The task: Can you reproduce the data beneath, keeping every line exact?

Data shown:

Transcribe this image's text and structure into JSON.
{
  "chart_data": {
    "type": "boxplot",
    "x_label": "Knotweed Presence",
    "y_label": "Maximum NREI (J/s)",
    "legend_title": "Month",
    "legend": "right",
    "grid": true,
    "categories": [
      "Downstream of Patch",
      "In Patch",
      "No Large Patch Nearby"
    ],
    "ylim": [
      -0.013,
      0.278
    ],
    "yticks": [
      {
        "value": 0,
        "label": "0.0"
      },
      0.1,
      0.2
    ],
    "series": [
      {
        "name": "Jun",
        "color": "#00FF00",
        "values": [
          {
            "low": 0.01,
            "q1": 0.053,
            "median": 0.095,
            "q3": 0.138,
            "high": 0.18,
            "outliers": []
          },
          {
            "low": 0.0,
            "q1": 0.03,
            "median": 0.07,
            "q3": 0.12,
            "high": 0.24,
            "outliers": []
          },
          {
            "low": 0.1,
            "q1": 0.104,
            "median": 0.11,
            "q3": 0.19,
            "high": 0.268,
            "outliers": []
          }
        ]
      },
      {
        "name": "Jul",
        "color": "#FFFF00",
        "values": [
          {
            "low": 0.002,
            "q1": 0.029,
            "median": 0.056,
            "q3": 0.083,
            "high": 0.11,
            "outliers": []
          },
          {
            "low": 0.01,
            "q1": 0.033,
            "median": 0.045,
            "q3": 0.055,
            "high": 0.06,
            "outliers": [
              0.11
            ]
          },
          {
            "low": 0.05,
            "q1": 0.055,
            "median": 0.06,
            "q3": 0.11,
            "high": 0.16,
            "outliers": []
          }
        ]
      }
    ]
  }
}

Exercise solution:
Transcribe this image's text and structure into JSON.
{
  "chart_data": {
    "type": "boxplot",
    "x_label": "Knotweed Presence",
    "y_label": "Maximum NREI (J/s)",
    "legend_title": "Month",
    "legend": "right",
    "grid": true,
    "categories": [
      "Downstream of Patch",
      "In Patch",
      "No Large Patch Nearby"
    ],
    "ylim": [
      -0.013,
      0.278
    ],
    "yticks": [
      {
        "value": 0,
        "label": "0.0"
      },
      0.1,
      0.2
    ],
    "series": [
      {
        "name": "Jun",
        "color": "#00FF00",
        "values": [
          {
            "low": 0.01,
            "q1": 0.053,
            "median": 0.095,
            "q3": 0.138,
            "high": 0.18,
            "outliers": []
          },
          {
            "low": 0.0,
            "q1": 0.03,
            "median": 0.07,
            "q3": 0.12,
            "high": 0.24,
            "outliers": []
          },
          {
            "low": 0.1,
            "q1": 0.104,
            "median": 0.11,
            "q3": 0.19,
            "high": 0.268,
            "outliers": []
          }
        ]
      },
      {
        "name": "Jul",
        "color": "#FFFF00",
        "values": [
          {
            "low": 0.002,
            "q1": 0.029,
            "median": 0.056,
            "q3": 0.083,
            "high": 0.11,
            "outliers": []
          },
          {
            "low": 0.01,
            "q1": 0.033,
            "median": 0.045,
            "q3": 0.055,
            "high": 0.06,
            "outliers": [
              0.11
            ]
          },
          {
            "low": 0.05,
            "q1": 0.055,
            "median": 0.06,
            "q3": 0.11,
            "high": 0.16,
            "outliers": []
          }
        ]
      }
    ]
  }
}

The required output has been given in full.